→ SELECTED TEXT:
When the same weather or climate simulation is run on different high-performance computing (HPC) platforms, model outputs may not be identical for a given initial condition. While the role of HPC platforms in delivering better climate projections is to some extent discussed in the literature, attention is mainly focused on scalability and performance rather than on the impact of machine-dependent processes on the numerical solution.
Here we investigate the behaviour of the Preindustrial (PI) simulation prepared by the UK Met Office for the forthcoming CMIP6 (Coupled Model Intercomparison Project Phase 6) under different computing environments.
Discrepancies between the means of key climate variables were analysed at different timescales, from decadal to centennial. We found that for the two simulations to be statistically indistinguishable, a 200-year averaging period must be used for the analysis of the results. Thus, constant-forcing climate simulations using the HadGEM3-GC3.1 model are reproducible on different HPC platforms provided that a sufficiently long duration of simulation is used.
In regions where El Niño–Southern Oscillation (ENSO) teleconnection patterns were detected, we found large sea surface temperature and sea ice concentration differences on centennial timescales. This indicates that a 100-year constant-forcing climate simulation may not be long enough to adequately capture the internal variability of the HadGEM3-GC3.1 model, despite this being the minimum simulation length recommended by CMIP6 protocols for many MIP (Model Intercomparison Project) experiments.
On the basis of our findings, we recommend a minimum simulation length of 200 years whenever possible.
The UK CMIP6 (Coupled Model Intercomparison Project Phase 6) community runs individual MIP (Model Intercomparison Project) experiments on differing computing platforms but will generally compare results against the reference simulations run on the UK Met Office platform. For this reason, within the UK CMIP community, the possible influence of machine dependence on simulation results is often informally discussed among scientists, but surprisingly an analysis to quantify its impact has not been attempted.
The issue of being able to reproduce identical simulation results across different supercomputers, or following a system upgrade on the same supercomputer, has long been known by numerical modellers and computer scientists. However, the impact that a different computing environment can have on otherwise identical numerical simulations appears to be little known by climate model users and model data analysts. In fact, the subject is rarely ever addressed in a way that helps the community understand the magnitude of the problem or to develop practical guidelines that take account of the issue.
To the extent of our knowledge, only a few authors have discussed the existence of machine dependence uncertainty and highlighted the importance of bit-for-bit numerical reproducibility in the context of climate model simulations.

Element boundary records:

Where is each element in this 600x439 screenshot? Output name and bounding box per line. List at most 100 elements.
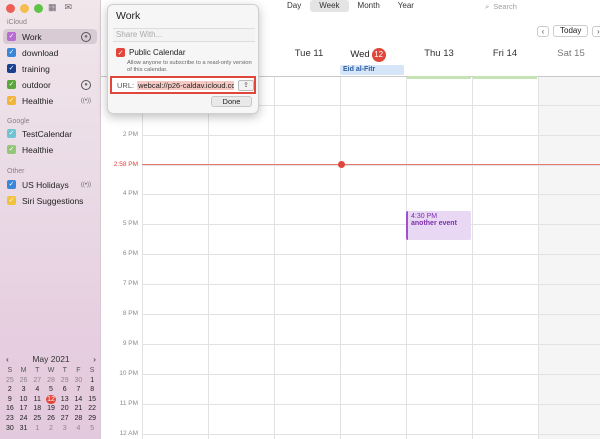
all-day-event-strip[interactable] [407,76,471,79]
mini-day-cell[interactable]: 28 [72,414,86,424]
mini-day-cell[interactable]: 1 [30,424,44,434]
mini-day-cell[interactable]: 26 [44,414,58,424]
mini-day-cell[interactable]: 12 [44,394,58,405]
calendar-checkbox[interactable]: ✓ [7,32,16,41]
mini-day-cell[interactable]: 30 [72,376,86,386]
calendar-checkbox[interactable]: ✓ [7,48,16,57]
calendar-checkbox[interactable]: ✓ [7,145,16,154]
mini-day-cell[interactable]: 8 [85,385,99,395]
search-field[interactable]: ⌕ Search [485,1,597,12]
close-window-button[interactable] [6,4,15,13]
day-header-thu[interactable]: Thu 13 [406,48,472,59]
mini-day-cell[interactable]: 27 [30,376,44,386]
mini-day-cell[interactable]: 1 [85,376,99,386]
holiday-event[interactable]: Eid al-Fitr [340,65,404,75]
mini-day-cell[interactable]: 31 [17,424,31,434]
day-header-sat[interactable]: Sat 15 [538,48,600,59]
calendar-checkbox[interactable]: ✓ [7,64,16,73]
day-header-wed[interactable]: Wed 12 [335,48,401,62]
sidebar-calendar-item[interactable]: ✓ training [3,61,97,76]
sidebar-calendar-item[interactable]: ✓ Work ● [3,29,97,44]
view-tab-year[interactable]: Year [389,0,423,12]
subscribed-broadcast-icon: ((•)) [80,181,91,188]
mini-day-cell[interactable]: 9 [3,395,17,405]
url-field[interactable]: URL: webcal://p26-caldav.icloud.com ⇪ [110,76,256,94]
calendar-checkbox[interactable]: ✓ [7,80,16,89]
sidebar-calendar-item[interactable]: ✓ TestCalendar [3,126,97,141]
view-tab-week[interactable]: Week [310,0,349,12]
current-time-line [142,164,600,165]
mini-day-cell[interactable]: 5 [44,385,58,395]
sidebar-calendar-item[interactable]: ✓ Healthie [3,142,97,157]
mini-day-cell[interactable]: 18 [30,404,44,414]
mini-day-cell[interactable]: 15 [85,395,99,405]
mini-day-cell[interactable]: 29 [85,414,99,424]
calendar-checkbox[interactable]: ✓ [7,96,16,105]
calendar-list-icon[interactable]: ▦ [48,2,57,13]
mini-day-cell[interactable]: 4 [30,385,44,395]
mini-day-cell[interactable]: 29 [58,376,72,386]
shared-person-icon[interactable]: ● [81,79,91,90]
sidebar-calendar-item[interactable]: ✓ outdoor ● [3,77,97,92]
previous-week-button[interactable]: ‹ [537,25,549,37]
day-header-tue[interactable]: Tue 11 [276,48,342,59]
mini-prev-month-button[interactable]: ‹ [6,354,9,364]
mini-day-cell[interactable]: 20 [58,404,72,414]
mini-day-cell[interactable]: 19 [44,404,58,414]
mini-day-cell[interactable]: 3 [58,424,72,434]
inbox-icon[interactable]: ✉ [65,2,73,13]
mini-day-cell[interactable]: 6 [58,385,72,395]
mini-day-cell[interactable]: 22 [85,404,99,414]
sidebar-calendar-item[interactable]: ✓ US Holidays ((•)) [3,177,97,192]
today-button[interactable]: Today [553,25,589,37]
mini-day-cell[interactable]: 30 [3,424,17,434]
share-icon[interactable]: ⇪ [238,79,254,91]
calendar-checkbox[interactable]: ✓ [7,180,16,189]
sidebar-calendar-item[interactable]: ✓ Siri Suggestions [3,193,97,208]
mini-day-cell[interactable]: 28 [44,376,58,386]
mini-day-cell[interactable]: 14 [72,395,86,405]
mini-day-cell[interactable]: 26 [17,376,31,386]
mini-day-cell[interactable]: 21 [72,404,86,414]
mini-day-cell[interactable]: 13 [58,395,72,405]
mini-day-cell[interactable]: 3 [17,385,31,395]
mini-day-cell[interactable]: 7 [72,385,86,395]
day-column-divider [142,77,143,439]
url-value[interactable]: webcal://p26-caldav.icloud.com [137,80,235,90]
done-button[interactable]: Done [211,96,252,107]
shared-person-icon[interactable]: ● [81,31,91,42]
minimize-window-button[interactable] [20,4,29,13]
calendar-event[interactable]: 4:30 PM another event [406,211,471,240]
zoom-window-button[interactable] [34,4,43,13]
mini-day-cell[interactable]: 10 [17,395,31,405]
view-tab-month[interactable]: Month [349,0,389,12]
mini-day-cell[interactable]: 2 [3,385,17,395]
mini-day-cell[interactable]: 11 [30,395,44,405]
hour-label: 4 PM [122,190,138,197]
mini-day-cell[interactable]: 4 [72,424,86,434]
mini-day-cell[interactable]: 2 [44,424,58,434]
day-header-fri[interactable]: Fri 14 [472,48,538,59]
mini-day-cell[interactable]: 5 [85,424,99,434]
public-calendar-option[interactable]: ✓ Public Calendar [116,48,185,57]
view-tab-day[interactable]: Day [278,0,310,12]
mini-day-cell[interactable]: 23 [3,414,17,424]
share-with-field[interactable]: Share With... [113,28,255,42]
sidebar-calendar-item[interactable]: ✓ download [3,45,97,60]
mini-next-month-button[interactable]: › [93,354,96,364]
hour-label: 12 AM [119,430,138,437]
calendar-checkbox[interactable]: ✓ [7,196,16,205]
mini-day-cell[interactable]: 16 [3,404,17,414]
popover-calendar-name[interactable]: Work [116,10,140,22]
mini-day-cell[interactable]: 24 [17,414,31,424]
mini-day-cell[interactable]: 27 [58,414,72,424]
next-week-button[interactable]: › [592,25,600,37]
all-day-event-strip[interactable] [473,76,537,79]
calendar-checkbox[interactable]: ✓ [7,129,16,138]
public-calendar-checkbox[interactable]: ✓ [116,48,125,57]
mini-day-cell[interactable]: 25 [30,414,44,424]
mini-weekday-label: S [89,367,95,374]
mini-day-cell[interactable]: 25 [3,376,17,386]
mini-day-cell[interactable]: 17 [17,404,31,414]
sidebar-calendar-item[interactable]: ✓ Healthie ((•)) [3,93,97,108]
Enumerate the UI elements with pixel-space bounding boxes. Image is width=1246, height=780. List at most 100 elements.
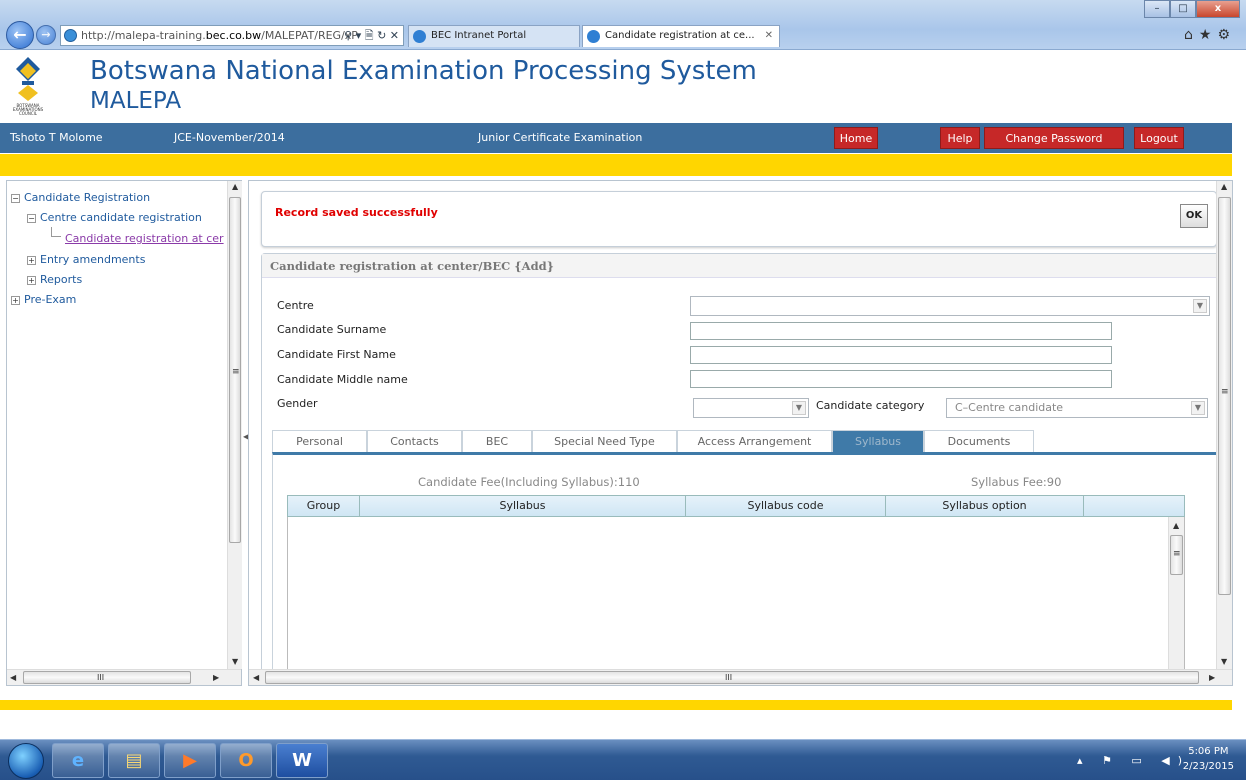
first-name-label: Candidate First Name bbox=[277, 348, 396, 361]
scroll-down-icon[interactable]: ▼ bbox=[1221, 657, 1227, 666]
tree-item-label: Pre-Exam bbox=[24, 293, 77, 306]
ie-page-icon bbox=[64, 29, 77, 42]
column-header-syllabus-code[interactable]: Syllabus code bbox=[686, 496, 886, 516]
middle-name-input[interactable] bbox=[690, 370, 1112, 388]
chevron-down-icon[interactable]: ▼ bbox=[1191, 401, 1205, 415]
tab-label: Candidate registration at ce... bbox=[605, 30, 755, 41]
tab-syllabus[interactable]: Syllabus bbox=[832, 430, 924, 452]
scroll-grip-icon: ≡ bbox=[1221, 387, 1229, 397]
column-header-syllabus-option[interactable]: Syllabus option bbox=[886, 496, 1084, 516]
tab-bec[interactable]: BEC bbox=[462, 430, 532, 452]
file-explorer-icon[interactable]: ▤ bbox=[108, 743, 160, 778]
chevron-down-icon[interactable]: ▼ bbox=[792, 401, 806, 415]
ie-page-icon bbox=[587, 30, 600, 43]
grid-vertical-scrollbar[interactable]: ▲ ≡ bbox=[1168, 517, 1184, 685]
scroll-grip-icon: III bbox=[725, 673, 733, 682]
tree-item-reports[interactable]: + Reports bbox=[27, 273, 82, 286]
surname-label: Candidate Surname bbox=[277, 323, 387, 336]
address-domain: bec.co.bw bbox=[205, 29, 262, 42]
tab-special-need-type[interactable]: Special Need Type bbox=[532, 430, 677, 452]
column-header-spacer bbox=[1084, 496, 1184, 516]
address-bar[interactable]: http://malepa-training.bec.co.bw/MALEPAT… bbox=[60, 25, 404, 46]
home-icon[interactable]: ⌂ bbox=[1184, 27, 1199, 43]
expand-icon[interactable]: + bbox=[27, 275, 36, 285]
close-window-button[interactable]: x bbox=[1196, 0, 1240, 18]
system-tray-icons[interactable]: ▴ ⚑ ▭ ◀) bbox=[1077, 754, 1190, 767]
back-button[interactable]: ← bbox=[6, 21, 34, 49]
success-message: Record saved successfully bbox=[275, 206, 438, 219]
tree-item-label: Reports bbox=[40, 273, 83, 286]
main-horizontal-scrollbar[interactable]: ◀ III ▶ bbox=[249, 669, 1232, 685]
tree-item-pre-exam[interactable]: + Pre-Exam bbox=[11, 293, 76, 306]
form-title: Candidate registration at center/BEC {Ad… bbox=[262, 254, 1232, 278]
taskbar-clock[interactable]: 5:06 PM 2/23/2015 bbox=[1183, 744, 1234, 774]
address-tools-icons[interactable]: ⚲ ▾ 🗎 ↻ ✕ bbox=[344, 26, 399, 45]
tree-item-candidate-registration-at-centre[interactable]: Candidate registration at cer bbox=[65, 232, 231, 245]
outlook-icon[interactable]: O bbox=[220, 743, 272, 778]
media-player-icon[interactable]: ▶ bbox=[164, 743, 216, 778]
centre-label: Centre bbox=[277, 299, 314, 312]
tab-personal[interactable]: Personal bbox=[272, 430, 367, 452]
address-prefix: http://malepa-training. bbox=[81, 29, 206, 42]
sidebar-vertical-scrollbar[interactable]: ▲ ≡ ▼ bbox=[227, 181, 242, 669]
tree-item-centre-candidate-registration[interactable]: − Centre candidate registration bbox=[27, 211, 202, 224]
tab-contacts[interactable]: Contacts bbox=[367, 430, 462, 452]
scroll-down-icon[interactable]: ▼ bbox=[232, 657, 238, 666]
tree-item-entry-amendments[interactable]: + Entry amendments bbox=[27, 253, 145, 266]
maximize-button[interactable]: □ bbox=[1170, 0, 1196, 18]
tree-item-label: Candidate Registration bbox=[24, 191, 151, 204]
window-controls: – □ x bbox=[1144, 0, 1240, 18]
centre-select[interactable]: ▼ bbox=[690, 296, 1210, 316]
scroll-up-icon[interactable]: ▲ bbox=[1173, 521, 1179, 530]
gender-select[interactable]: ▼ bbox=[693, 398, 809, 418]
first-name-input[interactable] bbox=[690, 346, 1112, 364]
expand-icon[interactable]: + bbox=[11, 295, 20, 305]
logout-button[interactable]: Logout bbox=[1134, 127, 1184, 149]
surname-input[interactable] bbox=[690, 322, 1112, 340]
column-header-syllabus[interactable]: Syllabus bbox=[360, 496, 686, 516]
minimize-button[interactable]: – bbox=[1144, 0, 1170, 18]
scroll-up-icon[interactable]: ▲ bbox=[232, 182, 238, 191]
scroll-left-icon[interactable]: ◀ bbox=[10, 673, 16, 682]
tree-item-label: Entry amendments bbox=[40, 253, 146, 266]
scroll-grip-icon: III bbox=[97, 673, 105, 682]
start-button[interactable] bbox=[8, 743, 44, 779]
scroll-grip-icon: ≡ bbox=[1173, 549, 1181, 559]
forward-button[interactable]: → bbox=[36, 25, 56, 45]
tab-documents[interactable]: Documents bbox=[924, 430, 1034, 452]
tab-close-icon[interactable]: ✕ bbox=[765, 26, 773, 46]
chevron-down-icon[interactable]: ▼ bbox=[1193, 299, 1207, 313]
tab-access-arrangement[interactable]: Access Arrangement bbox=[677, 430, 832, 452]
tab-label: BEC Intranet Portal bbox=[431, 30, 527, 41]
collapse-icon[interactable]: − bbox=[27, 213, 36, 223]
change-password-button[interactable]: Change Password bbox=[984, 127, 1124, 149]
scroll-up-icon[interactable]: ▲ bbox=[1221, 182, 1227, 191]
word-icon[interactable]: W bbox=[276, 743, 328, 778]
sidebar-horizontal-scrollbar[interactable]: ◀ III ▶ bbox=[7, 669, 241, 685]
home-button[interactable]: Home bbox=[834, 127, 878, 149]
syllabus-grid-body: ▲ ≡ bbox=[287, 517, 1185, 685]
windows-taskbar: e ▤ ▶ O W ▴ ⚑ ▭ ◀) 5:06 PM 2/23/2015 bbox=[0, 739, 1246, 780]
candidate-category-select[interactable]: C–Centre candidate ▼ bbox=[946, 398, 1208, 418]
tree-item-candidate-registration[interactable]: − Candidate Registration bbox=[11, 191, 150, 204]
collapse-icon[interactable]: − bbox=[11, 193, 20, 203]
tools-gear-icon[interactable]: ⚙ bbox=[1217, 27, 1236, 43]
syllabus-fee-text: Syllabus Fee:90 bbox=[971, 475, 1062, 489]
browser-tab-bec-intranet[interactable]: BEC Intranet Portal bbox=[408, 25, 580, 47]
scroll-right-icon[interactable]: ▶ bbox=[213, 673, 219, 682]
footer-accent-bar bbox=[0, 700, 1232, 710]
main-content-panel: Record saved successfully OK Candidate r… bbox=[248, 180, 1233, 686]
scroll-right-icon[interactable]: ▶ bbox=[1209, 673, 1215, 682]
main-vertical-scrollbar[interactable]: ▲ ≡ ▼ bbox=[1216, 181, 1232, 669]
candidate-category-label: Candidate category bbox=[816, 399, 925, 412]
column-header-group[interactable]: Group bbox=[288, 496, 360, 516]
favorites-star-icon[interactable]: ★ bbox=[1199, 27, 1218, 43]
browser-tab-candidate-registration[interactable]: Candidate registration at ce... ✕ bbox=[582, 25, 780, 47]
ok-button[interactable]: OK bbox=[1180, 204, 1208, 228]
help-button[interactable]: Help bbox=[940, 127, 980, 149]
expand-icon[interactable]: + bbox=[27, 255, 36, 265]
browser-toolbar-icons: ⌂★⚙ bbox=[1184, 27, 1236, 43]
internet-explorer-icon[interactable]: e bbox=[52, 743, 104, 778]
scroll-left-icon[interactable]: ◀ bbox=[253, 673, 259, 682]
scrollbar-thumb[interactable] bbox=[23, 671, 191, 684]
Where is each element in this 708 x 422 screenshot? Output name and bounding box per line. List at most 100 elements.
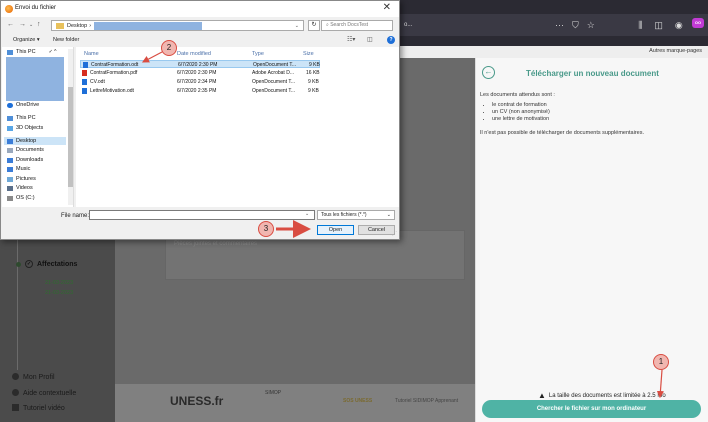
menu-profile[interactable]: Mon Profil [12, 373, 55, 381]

→ PARTS OF THE EXERCISE:
1) Answer these questions from the text on climate simulation reproducibility:
(a) Which organization prepared the Preindustrial simulation that was investigated?
(b) What minimum simulation length do the authors recommend whenever possible?
(c) Large sea surface temperature and sea ice concentration differences were found in regions where which teleconnection patterns were detected?
2) Reproduce the lines of the records starting with the line that contains "first-name-label: Candidate First" and going on through the line that contains "ie-page-icon bbox=[64, 29, 77, 42]", with both of those lines included.
These records are unrelated to the text on climate simulation reproducibility.

→ CORRECT ANSWERS:
1)
(a) The UK Met Office
(b) 200 years
(c) El Niño–Southern Oscillation (ENSO) teleconnection patterns

2)
first-name-label: Candidate First Name bbox=[277, 348, 396, 361]
scroll-down-icon[interactable]: ▼ bbox=[1221, 657, 1227, 666]
tree-item-label: Pre-Exam bbox=[24, 293, 77, 306]
ie-page-icon bbox=[64, 29, 77, 42]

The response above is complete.